Request:
Copy the records from the line with "appointment-card[interactable]: P 15:45" up to and including the line with "appointment-card[interactable]: PAGADO 10:00 Sofía", swapping "Sucursal Centro" for "Sucursal Norte" and leaving everything else the same.

Data for this exercise:
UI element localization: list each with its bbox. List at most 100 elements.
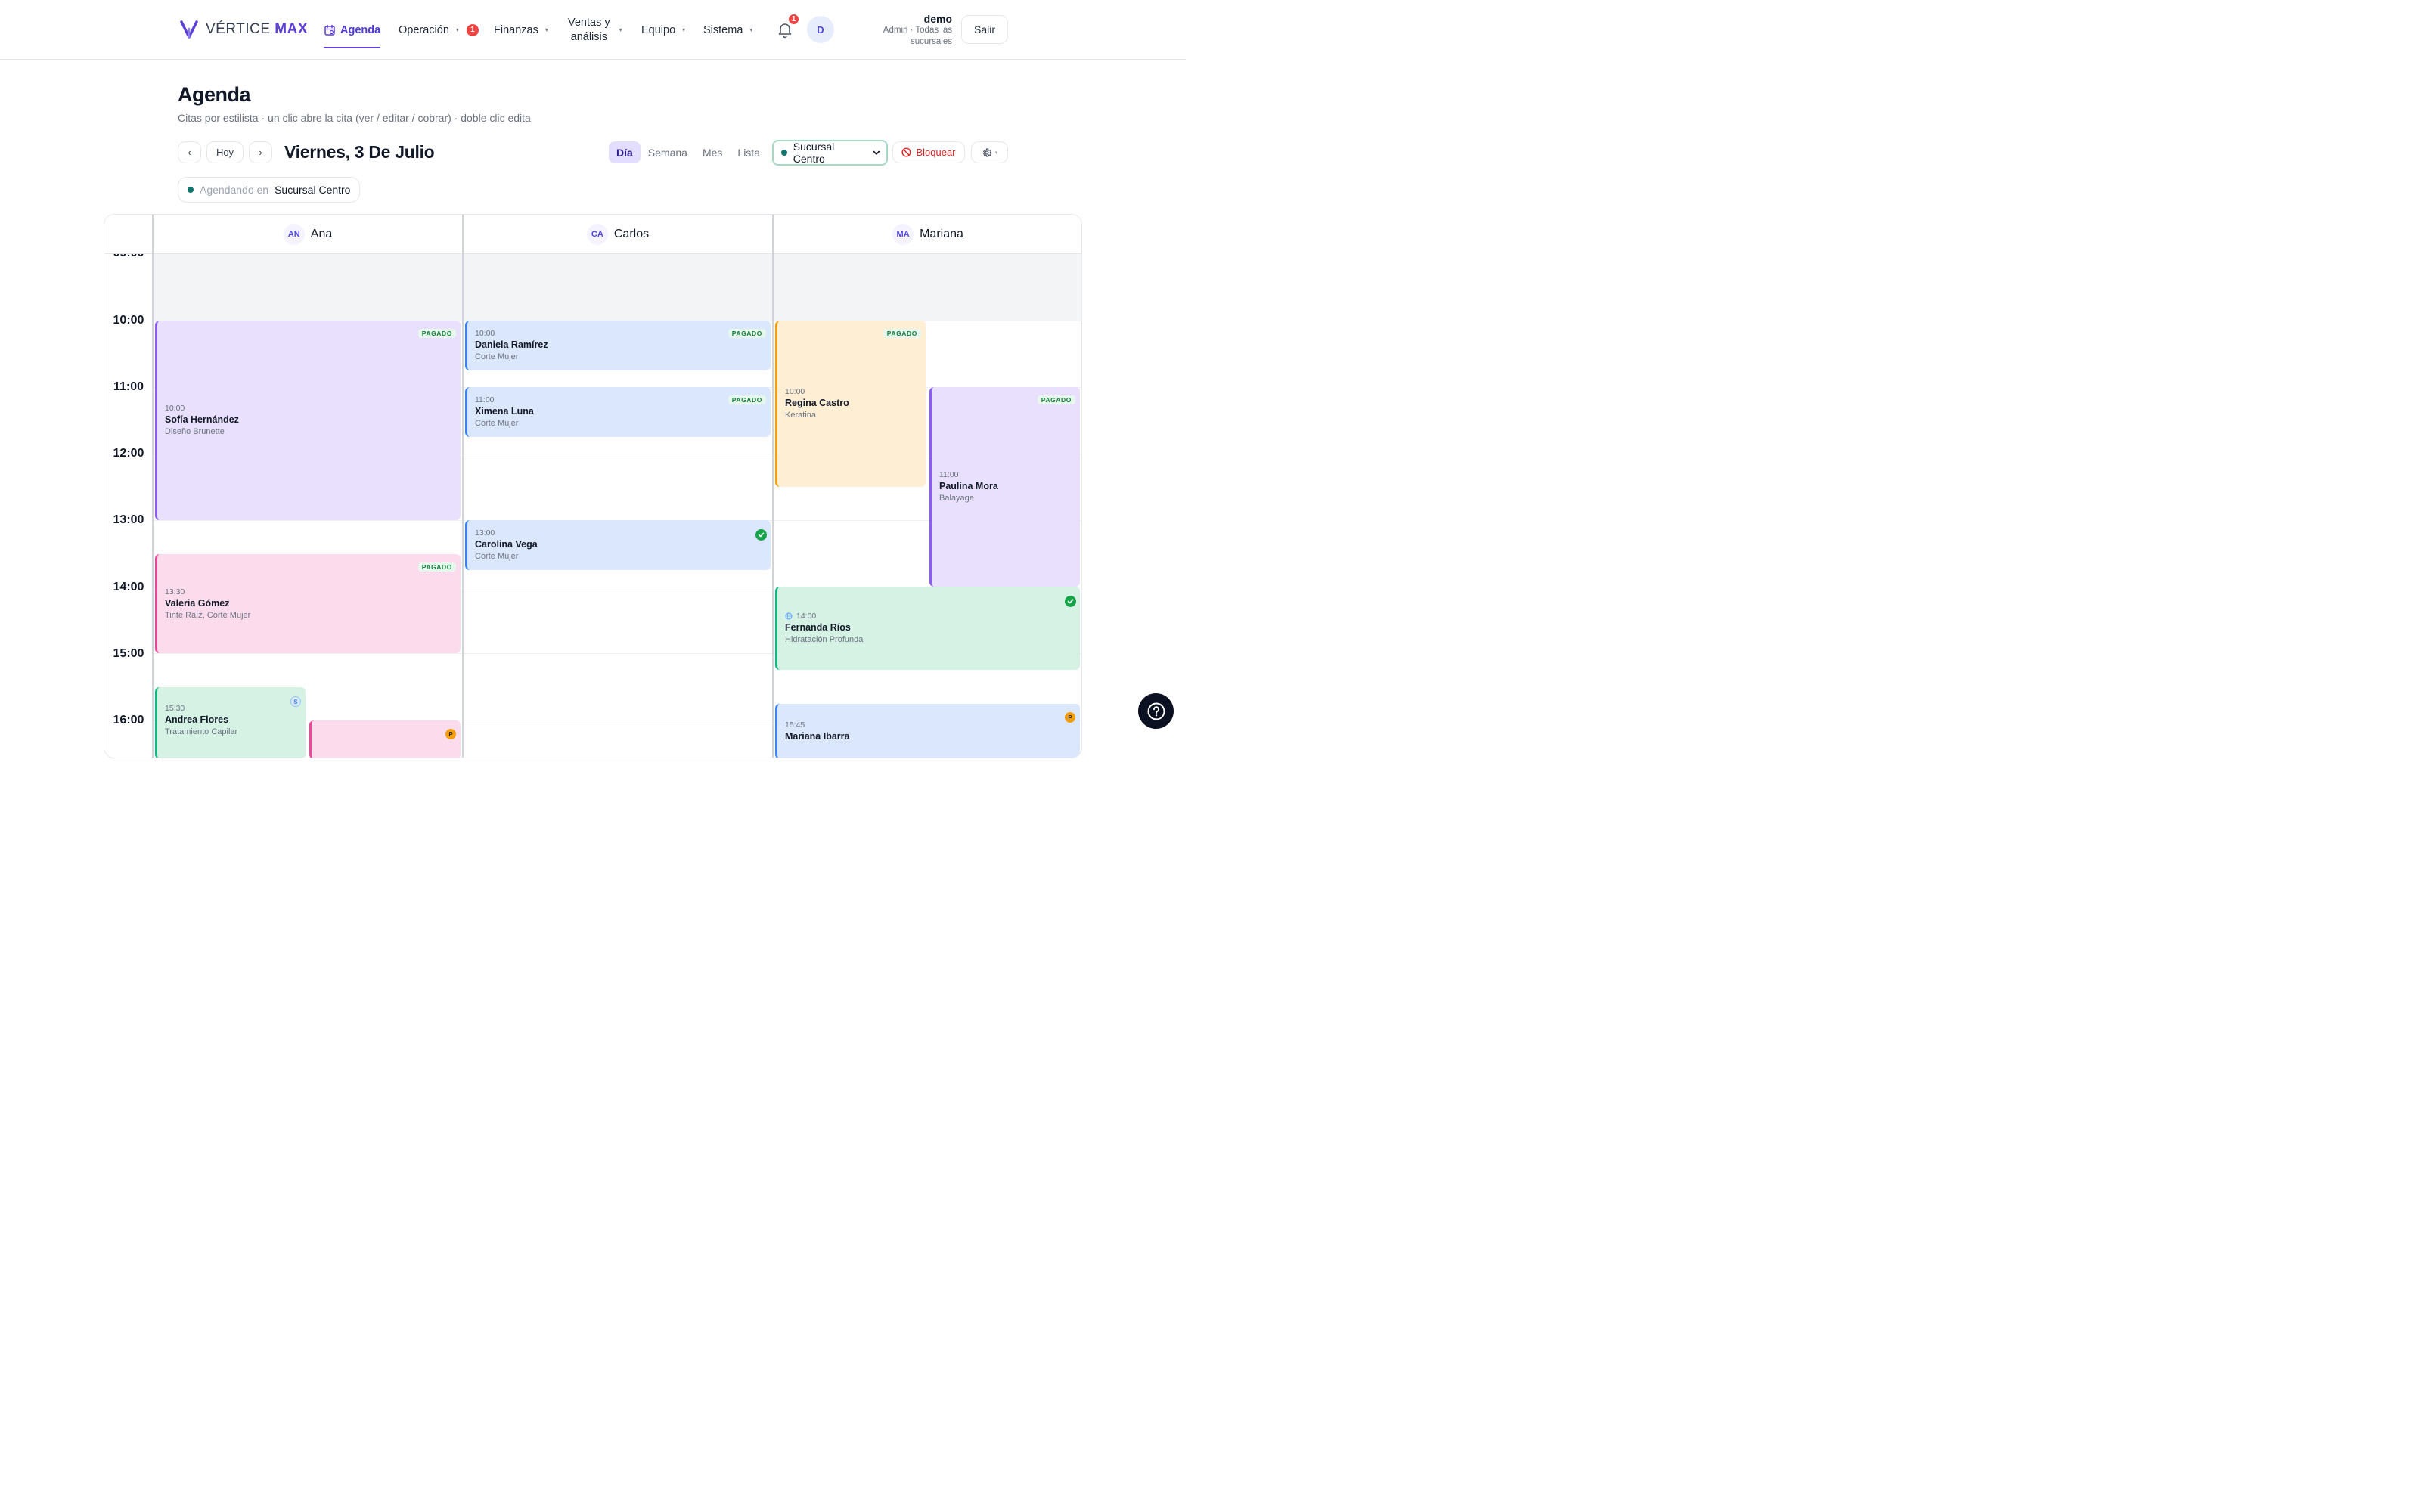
appointment-card[interactable]: P 15:45 Mariana Ibarra <box>775 704 1080 758</box>
caret-down-icon: ▾ <box>619 26 622 33</box>
calendar-settings-button[interactable]: ▾ <box>971 141 1008 163</box>
check-icon <box>1065 596 1076 607</box>
paid-badge: PAGADO <box>728 329 766 338</box>
branch-select-value: Sucursal Centro <box>793 141 835 165</box>
stylist-header-mariana[interactable]: MA Mariana <box>773 215 1081 254</box>
appointment-card[interactable]: PAGADO 10:00 Sofía Hernández Diseño Brun… <box>155 321 461 520</box>
appointment-service: Keratina <box>785 411 816 420</box>
caret-down-icon: ▾ <box>544 26 548 33</box>
stylist-initials: CA <box>586 223 608 245</box>
time-label: 14:00 <box>113 581 144 593</box>
stylist-name: Ana <box>310 227 333 240</box>
user-name: demo <box>923 13 952 25</box>
caret-down-icon: ▾ <box>994 150 998 156</box>
day-calendar: 09:00 10:00 11:00 12:00 13:00 14:00 15:0… <box>104 214 1082 758</box>
caret-down-icon: ▾ <box>749 26 753 33</box>
appointment-card[interactable]: PAGADO 13:30 Valeria Gómez Tinte Raíz, C… <box>155 554 461 653</box>
view-switcher: Día Semana Mes Lista <box>609 141 768 163</box>
user-avatar[interactable]: D <box>807 16 834 43</box>
column-divider <box>152 215 154 758</box>
stylist-name: Mariana <box>920 227 963 240</box>
globe-icon <box>785 612 793 620</box>
appointment-client: Mariana Ibarra <box>785 731 850 742</box>
status-badge-s: S <box>290 696 301 707</box>
nav-sistema[interactable]: Sistema ▾ <box>703 0 752 60</box>
help-button[interactable] <box>1138 693 1174 729</box>
column-divider <box>462 215 464 758</box>
paid-badge: PAGADO <box>883 329 921 338</box>
nav-agenda-label: Agenda <box>340 23 381 36</box>
appointment-card[interactable]: PAGADO 11:00 Paulina Mora Balayage <box>929 387 1080 587</box>
column-divider <box>772 215 774 758</box>
stylist-name: Carlos <box>613 227 650 240</box>
appointment-card[interactable]: PAGADO 10:00 Daniela Ramírez Corte Mujer <box>465 321 771 370</box>
appointment-card[interactable]: PAGADO 11:00 Ximena Luna Corte Mujer <box>465 387 771 437</box>
appointment-client: Sofía Hernández <box>165 414 239 425</box>
appointment-time: 10:00 <box>785 387 805 396</box>
current-date: Viernes, 3 De Julio <box>284 142 435 162</box>
caret-down-icon: ▾ <box>455 26 459 33</box>
nav-sistema-label: Sistema <box>703 23 743 36</box>
top-navigation: VÉRTICE MAX Agenda Operación ▾ 1 Finanza… <box>0 0 1186 60</box>
appointment-time: 10:00 <box>165 404 185 413</box>
scheduling-label: Agendando en <box>200 184 269 196</box>
appointment-card[interactable]: PAGADO 10:00 Regina Castro Keratina <box>775 321 926 487</box>
appointment-service: Corte Mujer <box>475 352 519 361</box>
user-role: Admin · Todas las sucursales <box>883 26 952 46</box>
status-badge-p: P <box>1065 712 1075 723</box>
time-label: 16:00 <box>113 714 144 727</box>
time-label: 11:00 <box>113 380 144 393</box>
appointment-service: Diseño Brunette <box>165 427 225 436</box>
active-tab-indicator <box>324 47 381 48</box>
appointment-card[interactable]: 14:00 Fernanda Ríos Hidratación Profunda <box>775 587 1080 670</box>
view-month[interactable]: Mes <box>695 141 730 163</box>
appointment-client: Daniela Ramírez <box>475 339 548 350</box>
time-gutter-header <box>104 215 153 254</box>
nav-equipo[interactable]: Equipo ▾ <box>641 0 685 60</box>
time-label: 13:00 <box>113 513 144 526</box>
appointment-time: 15:45 <box>785 720 805 730</box>
branch-select[interactable]: Sucursal Centro <box>772 140 888 166</box>
nav-operacion-label: Operación <box>399 23 449 36</box>
nav-equipo-label: Equipo <box>641 23 676 36</box>
appointment-client: Regina Castro <box>785 398 849 408</box>
appointment-service: Hidratación Profunda <box>785 635 864 644</box>
prev-day-button[interactable]: ‹ <box>178 141 201 163</box>
appointment-time: 10:00 <box>475 329 495 338</box>
calendar-icon <box>324 24 335 36</box>
nav-ventas[interactable]: Ventas y análisis ▾ <box>568 0 622 60</box>
stylist-header-ana[interactable]: AN Ana <box>153 215 463 254</box>
logo-mark-icon <box>180 20 198 39</box>
stylist-header-carlos[interactable]: CA Carlos <box>463 215 773 254</box>
operacion-count-badge: 1 <box>466 23 479 36</box>
today-button[interactable]: Hoy <box>206 141 244 163</box>
nav-operacion[interactable]: Operación ▾ 1 <box>399 0 479 60</box>
paid-badge: PAGADO <box>417 329 456 338</box>
block-time-button[interactable]: Bloquear <box>892 141 965 163</box>
next-day-button[interactable]: › <box>249 141 272 163</box>
view-day[interactable]: Día <box>609 141 641 163</box>
gear-icon <box>982 148 991 156</box>
paid-badge: PAGADO <box>728 395 766 404</box>
chevron-down-icon <box>873 150 880 155</box>
appointment-time: 13:30 <box>165 587 185 596</box>
logout-button[interactable]: Salir <box>961 15 1008 44</box>
scheduling-branch-indicator: Agendando en Sucursal Centro <box>178 177 361 203</box>
nav-ventas-label: Ventas y análisis <box>568 16 610 43</box>
appointment-card[interactable]: 13:00 Carolina Vega Corte Mujer <box>465 520 771 570</box>
appointment-time: 13:00 <box>475 528 495 538</box>
appointment-card[interactable]: P <box>309 720 461 758</box>
nav-finanzas[interactable]: Finanzas ▾ <box>494 0 548 60</box>
appointment-client: Andrea Flores <box>165 714 229 725</box>
nav-agenda[interactable]: Agenda <box>324 0 381 60</box>
brand-logo[interactable]: VÉRTICE MAX <box>180 20 308 39</box>
appointment-card[interactable]: S 15:30 Andrea Flores Tratamiento Capila… <box>155 687 306 758</box>
status-badge-p: P <box>445 729 456 739</box>
appointment-service: Tratamiento Capilar <box>165 727 238 736</box>
page-subtitle: Citas por estilista · un clic abre la ci… <box>178 112 531 124</box>
view-list[interactable]: Lista <box>730 141 768 163</box>
view-week[interactable]: Semana <box>641 141 695 163</box>
caret-down-icon: ▾ <box>682 26 686 33</box>
appointment-time: 14:00 <box>785 612 863 621</box>
time-label: 15:00 <box>113 647 144 660</box>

Output for this task:
appointment-card[interactable]: P 15:45 Mariana Ibarra <box>775 704 1080 758</box>
caret-down-icon: ▾ <box>619 26 622 33</box>
calendar-settings-button[interactable]: ▾ <box>971 141 1008 163</box>
check-icon <box>1065 596 1076 607</box>
paid-badge: PAGADO <box>728 329 766 338</box>
branch-select-value: Sucursal Norte <box>793 141 835 165</box>
stylist-header-mariana[interactable]: MA Mariana <box>773 215 1081 254</box>
appointment-card[interactable]: PAGADO 10:00 Sofía Hernández Diseño Brun… <box>155 321 461 520</box>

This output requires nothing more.